#### Exercise instructions
Any pictures in the records below should be skipped; write out everything else exactly.

#### Given data

* Start *

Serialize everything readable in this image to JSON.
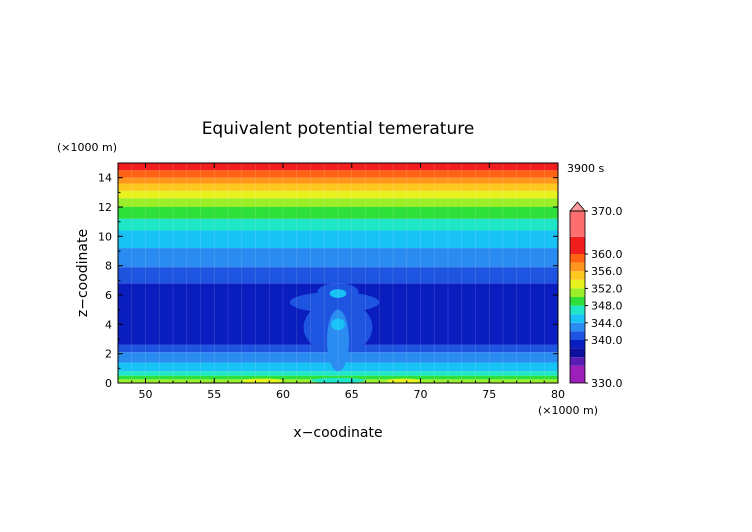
{
  "chart_data": {
    "type": "heatmap",
    "title": "Equivalent potential temerature",
    "xlabel": "x−coodinate",
    "ylabel": "z−coodinate",
    "x_unit": "(×1000 m)",
    "y_unit": "(×1000 m)",
    "time_label": "3900 s",
    "xlim": [
      48,
      80
    ],
    "ylim": [
      0,
      15
    ],
    "x_ticks": [
      "50",
      "55",
      "60",
      "65",
      "70",
      "75",
      "80"
    ],
    "y_ticks": [
      "0",
      "2",
      "4",
      "6",
      "8",
      "10",
      "12",
      "14"
    ],
    "colorbar": {
      "range": [
        330,
        370
      ],
      "labels": [
        "330.0",
        "340.0",
        "344.0",
        "348.0",
        "352.0",
        "356.0",
        "360.0",
        "370.0"
      ],
      "levels": [
        {
          "from": 330,
          "to": 334,
          "color": "#9b1fb8"
        },
        {
          "from": 334,
          "to": 336,
          "color": "#5a1cb4"
        },
        {
          "from": 336,
          "to": 338,
          "color": "#1010a0"
        },
        {
          "from": 338,
          "to": 340,
          "color": "#0a1ec0"
        },
        {
          "from": 340,
          "to": 342,
          "color": "#1e55e0"
        },
        {
          "from": 342,
          "to": 344,
          "color": "#2a8cf0"
        },
        {
          "from": 344,
          "to": 346,
          "color": "#19c2f5"
        },
        {
          "from": 346,
          "to": 348,
          "color": "#20e6c8"
        },
        {
          "from": 348,
          "to": 350,
          "color": "#2fe03a"
        },
        {
          "from": 350,
          "to": 352,
          "color": "#9aef2a"
        },
        {
          "from": 352,
          "to": 354,
          "color": "#e8f21e"
        },
        {
          "from": 354,
          "to": 356,
          "color": "#ffc81e"
        },
        {
          "from": 356,
          "to": 358,
          "color": "#ff961e"
        },
        {
          "from": 358,
          "to": 360,
          "color": "#ff6414"
        },
        {
          "from": 360,
          "to": 364,
          "color": "#f21e1e"
        },
        {
          "from": 364,
          "to": 370,
          "color": "#ff6e6e"
        }
      ],
      "over_color": "#ff9a9a"
    },
    "layers": [
      {
        "z_from": 0.0,
        "z_to": 0.25,
        "value": 350
      },
      {
        "z_from": 0.25,
        "z_to": 0.5,
        "value": 348
      },
      {
        "z_from": 0.5,
        "z_to": 0.8,
        "value": 347
      },
      {
        "z_from": 0.8,
        "z_to": 1.4,
        "value": 345
      },
      {
        "z_from": 1.4,
        "z_to": 2.1,
        "value": 343
      },
      {
        "z_from": 2.1,
        "z_to": 2.6,
        "value": 341
      },
      {
        "z_from": 2.6,
        "z_to": 6.8,
        "value": 339
      },
      {
        "z_from": 6.8,
        "z_to": 7.9,
        "value": 341
      },
      {
        "z_from": 7.9,
        "z_to": 9.2,
        "value": 343
      },
      {
        "z_from": 9.2,
        "z_to": 10.4,
        "value": 345
      },
      {
        "z_from": 10.4,
        "z_to": 11.2,
        "value": 347
      },
      {
        "z_from": 11.2,
        "z_to": 12.0,
        "value": 349
      },
      {
        "z_from": 12.0,
        "z_to": 12.6,
        "value": 351
      },
      {
        "z_from": 12.6,
        "z_to": 13.1,
        "value": 353
      },
      {
        "z_from": 13.1,
        "z_to": 13.6,
        "value": 355
      },
      {
        "z_from": 13.6,
        "z_to": 14.0,
        "value": 357
      },
      {
        "z_from": 14.0,
        "z_to": 14.5,
        "value": 359
      },
      {
        "z_from": 14.5,
        "z_to": 15.0,
        "value": 361
      }
    ],
    "plume": [
      {
        "x_from": 61.5,
        "x_to": 66.5,
        "z_from": 2.0,
        "z_to": 5.6,
        "value": 341
      },
      {
        "x_from": 60.5,
        "x_to": 67.0,
        "z_from": 4.8,
        "z_to": 6.2,
        "value": 341
      },
      {
        "x_from": 62.5,
        "x_to": 65.5,
        "z_from": 5.6,
        "z_to": 6.8,
        "value": 341
      },
      {
        "x_from": 63.2,
        "x_to": 64.8,
        "z_from": 0.8,
        "z_to": 5.0,
        "value": 343
      },
      {
        "x_from": 63.4,
        "x_to": 64.6,
        "z_from": 5.8,
        "z_to": 6.4,
        "value": 345
      },
      {
        "x_from": 63.5,
        "x_to": 64.5,
        "z_from": 3.6,
        "z_to": 4.4,
        "value": 345
      },
      {
        "x_from": 57.0,
        "x_to": 60.0,
        "z_from": 0.0,
        "z_to": 0.3,
        "value": 352
      },
      {
        "x_from": 67.5,
        "x_to": 70.0,
        "z_from": 0.0,
        "z_to": 0.3,
        "value": 352
      },
      {
        "x_from": 62.0,
        "x_to": 66.0,
        "z_from": 0.0,
        "z_to": 0.35,
        "value": 347
      }
    ]
  }
}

* End *

#### Exercise response
Serialize everything readable in this image to JSON.
{
  "chart_data": {
    "type": "heatmap",
    "title": "Equivalent potential temerature",
    "xlabel": "x−coodinate",
    "ylabel": "z−coodinate",
    "x_unit": "(×1000 m)",
    "y_unit": "(×1000 m)",
    "time_label": "3900 s",
    "xlim": [
      48,
      80
    ],
    "ylim": [
      0,
      15
    ],
    "x_ticks": [
      "50",
      "55",
      "60",
      "65",
      "70",
      "75",
      "80"
    ],
    "y_ticks": [
      "0",
      "2",
      "4",
      "6",
      "8",
      "10",
      "12",
      "14"
    ],
    "colorbar": {
      "range": [
        330,
        370
      ],
      "labels": [
        "330.0",
        "340.0",
        "344.0",
        "348.0",
        "352.0",
        "356.0",
        "360.0",
        "370.0"
      ],
      "levels": [
        {
          "from": 330,
          "to": 334,
          "color": "#9b1fb8"
        },
        {
          "from": 334,
          "to": 336,
          "color": "#5a1cb4"
        },
        {
          "from": 336,
          "to": 338,
          "color": "#1010a0"
        },
        {
          "from": 338,
          "to": 340,
          "color": "#0a1ec0"
        },
        {
          "from": 340,
          "to": 342,
          "color": "#1e55e0"
        },
        {
          "from": 342,
          "to": 344,
          "color": "#2a8cf0"
        },
        {
          "from": 344,
          "to": 346,
          "color": "#19c2f5"
        },
        {
          "from": 346,
          "to": 348,
          "color": "#20e6c8"
        },
        {
          "from": 348,
          "to": 350,
          "color": "#2fe03a"
        },
        {
          "from": 350,
          "to": 352,
          "color": "#9aef2a"
        },
        {
          "from": 352,
          "to": 354,
          "color": "#e8f21e"
        },
        {
          "from": 354,
          "to": 356,
          "color": "#ffc81e"
        },
        {
          "from": 356,
          "to": 358,
          "color": "#ff961e"
        },
        {
          "from": 358,
          "to": 360,
          "color": "#ff6414"
        },
        {
          "from": 360,
          "to": 364,
          "color": "#f21e1e"
        },
        {
          "from": 364,
          "to": 370,
          "color": "#ff6e6e"
        }
      ],
      "over_color": "#ff9a9a"
    },
    "layers": [
      {
        "z_from": 0.0,
        "z_to": 0.25,
        "value": 350
      },
      {
        "z_from": 0.25,
        "z_to": 0.5,
        "value": 348
      },
      {
        "z_from": 0.5,
        "z_to": 0.8,
        "value": 347
      },
      {
        "z_from": 0.8,
        "z_to": 1.4,
        "value": 345
      },
      {
        "z_from": 1.4,
        "z_to": 2.1,
        "value": 343
      },
      {
        "z_from": 2.1,
        "z_to": 2.6,
        "value": 341
      },
      {
        "z_from": 2.6,
        "z_to": 6.8,
        "value": 339
      },
      {
        "z_from": 6.8,
        "z_to": 7.9,
        "value": 341
      },
      {
        "z_from": 7.9,
        "z_to": 9.2,
        "value": 343
      },
      {
        "z_from": 9.2,
        "z_to": 10.4,
        "value": 345
      },
      {
        "z_from": 10.4,
        "z_to": 11.2,
        "value": 347
      },
      {
        "z_from": 11.2,
        "z_to": 12.0,
        "value": 349
      },
      {
        "z_from": 12.0,
        "z_to": 12.6,
        "value": 351
      },
      {
        "z_from": 12.6,
        "z_to": 13.1,
        "value": 353
      },
      {
        "z_from": 13.1,
        "z_to": 13.6,
        "value": 355
      },
      {
        "z_from": 13.6,
        "z_to": 14.0,
        "value": 357
      },
      {
        "z_from": 14.0,
        "z_to": 14.5,
        "value": 359
      },
      {
        "z_from": 14.5,
        "z_to": 15.0,
        "value": 361
      }
    ],
    "plume": [
      {
        "x_from": 61.5,
        "x_to": 66.5,
        "z_from": 2.0,
        "z_to": 5.6,
        "value": 341
      },
      {
        "x_from": 60.5,
        "x_to": 67.0,
        "z_from": 4.8,
        "z_to": 6.2,
        "value": 341
      },
      {
        "x_from": 62.5,
        "x_to": 65.5,
        "z_from": 5.6,
        "z_to": 6.8,
        "value": 341
      },
      {
        "x_from": 63.2,
        "x_to": 64.8,
        "z_from": 0.8,
        "z_to": 5.0,
        "value": 343
      },
      {
        "x_from": 63.4,
        "x_to": 64.6,
        "z_from": 5.8,
        "z_to": 6.4,
        "value": 345
      },
      {
        "x_from": 63.5,
        "x_to": 64.5,
        "z_from": 3.6,
        "z_to": 4.4,
        "value": 345
      },
      {
        "x_from": 57.0,
        "x_to": 60.0,
        "z_from": 0.0,
        "z_to": 0.3,
        "value": 352
      },
      {
        "x_from": 67.5,
        "x_to": 70.0,
        "z_from": 0.0,
        "z_to": 0.3,
        "value": 352
      },
      {
        "x_from": 62.0,
        "x_to": 66.0,
        "z_from": 0.0,
        "z_to": 0.35,
        "value": 347
      }
    ]
  }
}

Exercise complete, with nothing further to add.